— Your objective —
Copy everything from the line containing "candle-body xyxy=(186,322,213,435)" down to the line containing "x-tick-label: 8 xyxy=(1233,1001,1241,1015)" in the data below, verbatim, both end lines included.

— Records for processing —
┄┄┄┄┄┄┄┄┄┄

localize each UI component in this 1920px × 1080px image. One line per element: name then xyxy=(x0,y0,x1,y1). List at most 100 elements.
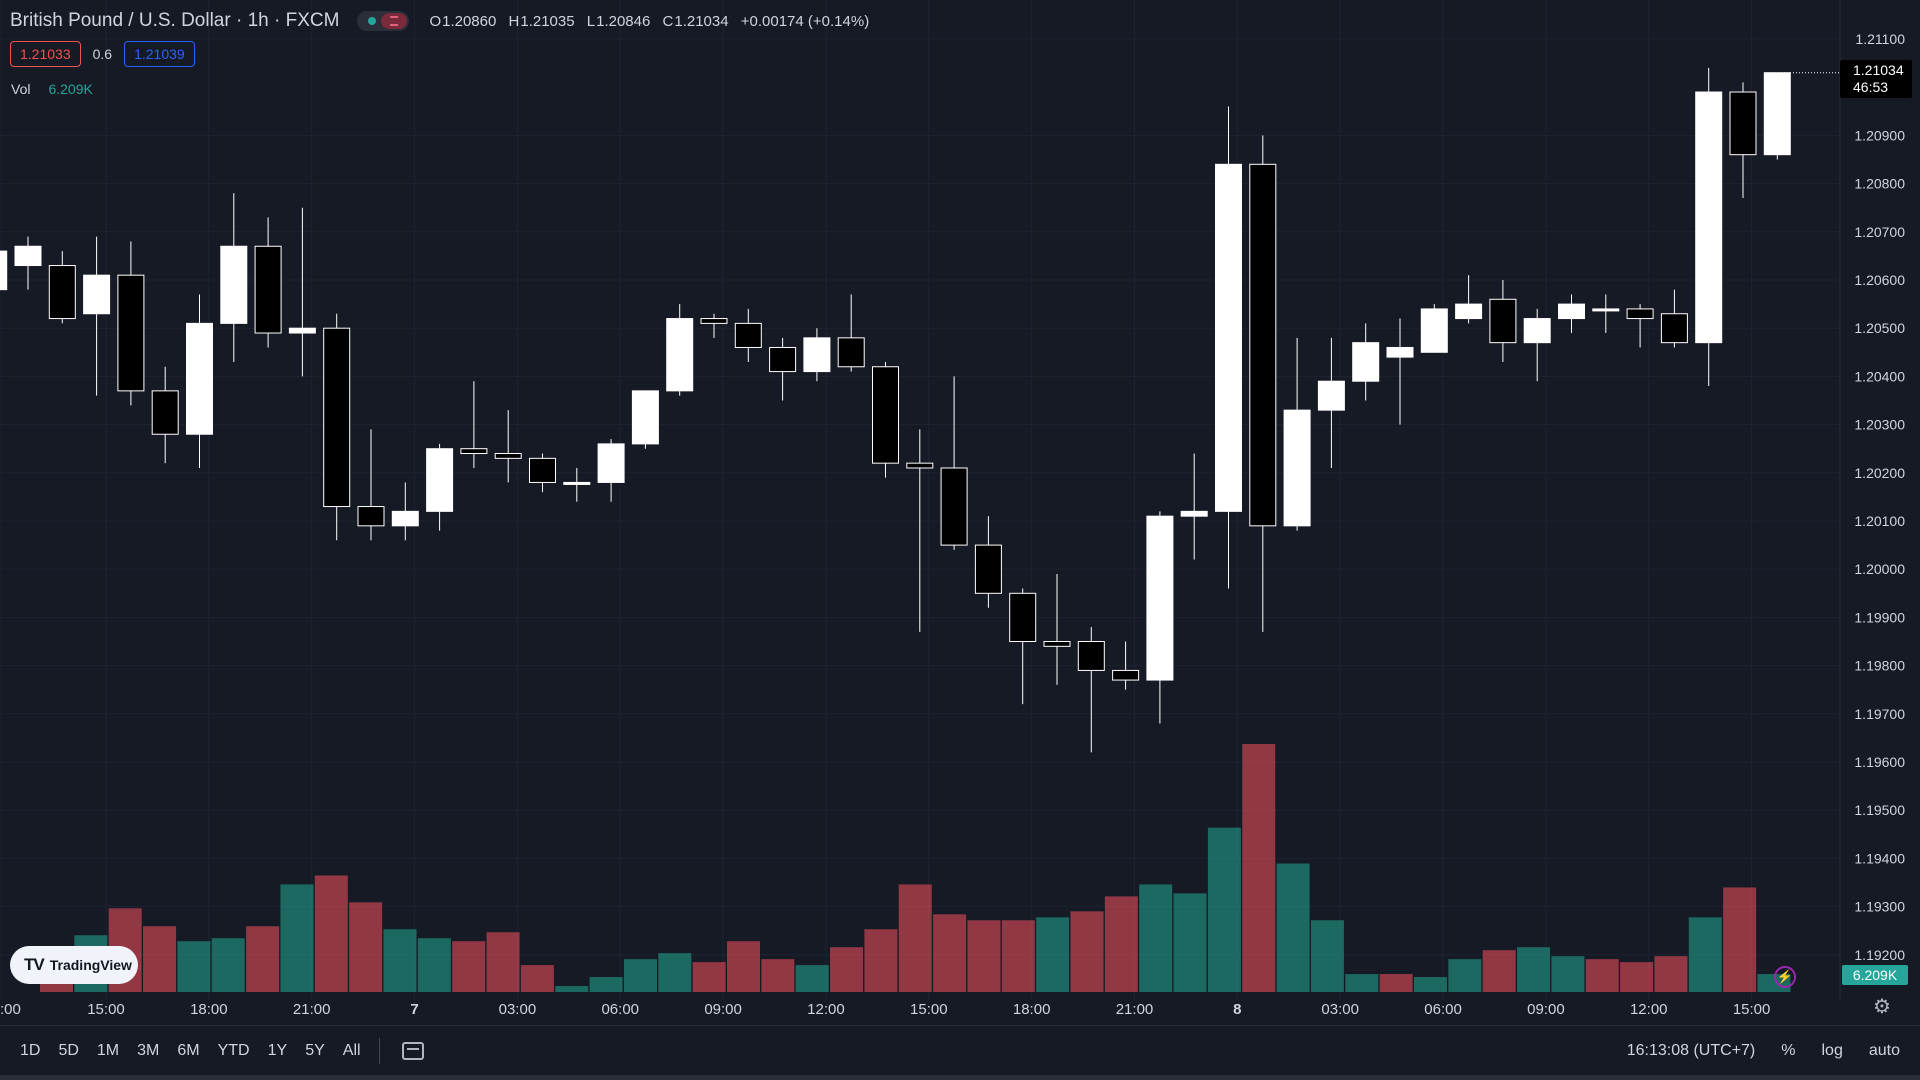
candle-body xyxy=(186,322,213,435)
candle-body xyxy=(974,544,1002,594)
volume-bar xyxy=(1585,959,1619,992)
range-button-ytd[interactable]: YTD xyxy=(217,1041,250,1059)
price-chart[interactable]: 1.21100 1.20900 1.20800 1.20700 1.20600 1.205… xyxy=(0,0,1920,1015)
candle-body xyxy=(1489,298,1517,344)
sell-button[interactable]: 1.21033 xyxy=(10,41,81,67)
range-button-1m[interactable]: 1M xyxy=(96,1041,120,1059)
volume-legend[interactable]: Vol 6.209K xyxy=(11,81,93,97)
candle-body xyxy=(254,245,282,334)
candle-body xyxy=(151,390,179,435)
candle-body xyxy=(1283,409,1311,527)
volume-bar xyxy=(692,962,726,992)
x-tick-label: 8 xyxy=(1233,1001,1241,1015)
tradingview-logo-icon: TV xyxy=(24,955,45,974)
candle-body xyxy=(837,337,865,368)
last-price-label: 1.21034 46:53 xyxy=(1840,60,1912,98)
range-button-1y[interactable]: 1Y xyxy=(267,1041,288,1059)
volume-bar xyxy=(1620,962,1654,992)
y-tick-label: 1.20100 xyxy=(1854,513,1905,529)
candle-body xyxy=(597,443,625,483)
y-tick-label: 1.19600 xyxy=(1854,754,1905,770)
range-button-6m[interactable]: 6M xyxy=(177,1041,200,1059)
volume-bar xyxy=(520,965,554,992)
candle-body xyxy=(1763,72,1791,156)
lightning-icon[interactable]: ⚡ xyxy=(1774,966,1796,988)
y-tick-label: 1.20700 xyxy=(1854,224,1905,240)
volume-bar xyxy=(1207,827,1241,992)
spread-value: 0.6 xyxy=(92,46,113,62)
candle-body xyxy=(220,245,248,324)
volume-bar xyxy=(1276,863,1310,992)
x-tick-label: :00 xyxy=(0,1001,21,1015)
volume-bar xyxy=(1345,974,1379,992)
candle-body xyxy=(494,453,522,459)
clock[interactable]: 16:13:08 (UTC+7) xyxy=(1626,1042,1756,1059)
volume-bar xyxy=(589,977,623,992)
x-tick-label: 03:00 xyxy=(499,1001,537,1015)
y-tick-label: 1.19400 xyxy=(1854,850,1905,866)
candle-body xyxy=(872,366,899,464)
x-tick-label: 21:00 xyxy=(293,1001,331,1015)
volume-bar xyxy=(314,875,348,992)
low-label: L xyxy=(586,12,596,30)
candle-body xyxy=(803,337,831,373)
candle-body xyxy=(1523,318,1551,344)
date-range-icon[interactable] xyxy=(401,1041,424,1060)
candle-body xyxy=(117,274,145,392)
candle-body xyxy=(323,327,351,508)
y-tick-label: 1.20500 xyxy=(1854,320,1905,336)
change-value: +0.00174 (+0.14%) xyxy=(740,12,870,30)
data-delay-icon xyxy=(381,13,408,29)
bar-countdown: 46:53 xyxy=(1853,79,1889,95)
candle-body xyxy=(666,318,694,392)
volume-bar xyxy=(658,953,692,992)
percent-scale-toggle[interactable]: % xyxy=(1781,1042,1796,1059)
range-button-1d[interactable]: 1D xyxy=(20,1041,41,1059)
range-button-5y[interactable]: 5Y xyxy=(305,1041,325,1059)
range-button-all[interactable]: All xyxy=(342,1041,361,1059)
candle-body xyxy=(1146,515,1174,681)
y-tick-label: 1.19900 xyxy=(1854,609,1905,625)
candle-body xyxy=(940,467,968,546)
candle-body xyxy=(1249,163,1277,527)
buy-button[interactable]: 1.21039 xyxy=(124,41,195,67)
y-tick-label: 1.19200 xyxy=(1854,947,1905,963)
volume-label: Vol xyxy=(11,81,31,97)
volume-bar xyxy=(795,965,829,992)
volume-bar xyxy=(1482,950,1516,992)
range-button-3m[interactable]: 3M xyxy=(137,1041,160,1059)
market-status-toggle[interactable] xyxy=(357,11,410,31)
candle-body xyxy=(1112,669,1140,681)
candle-body xyxy=(1317,380,1345,411)
volume-bar xyxy=(623,959,657,992)
tradingview-logo[interactable]: TV TradingView xyxy=(10,946,138,984)
last-price-value: 1.21034 xyxy=(1853,62,1904,78)
x-tick-label: 12:00 xyxy=(1630,1001,1668,1015)
symbol-title[interactable]: British Pound / U.S. Dollar · 1h · FXCM xyxy=(10,10,340,31)
candle-body xyxy=(1592,308,1620,312)
volume-bar xyxy=(177,941,211,992)
volume-bar xyxy=(1001,920,1035,992)
range-button-5d[interactable]: 5D xyxy=(58,1041,79,1059)
y-tick-label: 1.20400 xyxy=(1854,368,1905,384)
auto-scale-toggle[interactable]: auto xyxy=(1868,1042,1900,1059)
x-tick-label: 21:00 xyxy=(1116,1001,1154,1015)
volume-bar xyxy=(1551,956,1585,992)
candle-body xyxy=(1558,303,1585,320)
x-tick-label: 15:00 xyxy=(87,1001,125,1015)
x-tick-label: 15:00 xyxy=(910,1001,948,1015)
toolbar-right: 16:13:08 (UTC+7) % log auto xyxy=(1627,1026,1900,1076)
buy-sell-panel: 1.21033 0.6 1.21039 xyxy=(10,41,195,67)
y-tick-label: 1.20600 xyxy=(1854,272,1905,288)
volume-bar xyxy=(452,941,486,992)
gear-icon[interactable]: ⚙ xyxy=(1873,996,1891,1018)
volume-bar xyxy=(1379,974,1413,992)
y-tick-label: 1.19300 xyxy=(1854,899,1905,915)
volume-bar xyxy=(1070,911,1104,992)
y-tick-label: 1.20900 xyxy=(1854,127,1905,143)
y-tick-label: 1.19800 xyxy=(1854,658,1905,674)
high-label: H xyxy=(508,12,520,30)
log-scale-toggle[interactable]: log xyxy=(1821,1042,1843,1059)
volume-bar xyxy=(1448,959,1482,992)
volume-bar xyxy=(898,884,932,992)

┄┄┄┄┄┄┄┄┄┄

— Response to this exercise —
candle-body xyxy=(186,322,213,435)
candle-body xyxy=(974,544,1002,594)
volume-bar xyxy=(1585,959,1619,992)
range-button-ytd[interactable]: YTD xyxy=(217,1041,250,1059)
price-chart[interactable]: 1.21100 1.20900 1.20800 1.20700 1.20600 1.205… xyxy=(0,0,1920,1015)
candle-body xyxy=(1489,298,1517,344)
sell-button[interactable]: 1.21033 xyxy=(10,41,81,67)
range-button-1m[interactable]: 1M xyxy=(96,1041,120,1059)
volume-legend[interactable]: Vol 6.209K xyxy=(11,81,93,97)
candle-body xyxy=(254,245,282,334)
candle-body xyxy=(151,390,179,435)
candle-body xyxy=(1283,409,1311,527)
volume-bar xyxy=(692,962,726,992)
x-tick-label: 8 xyxy=(1233,1001,1241,1015)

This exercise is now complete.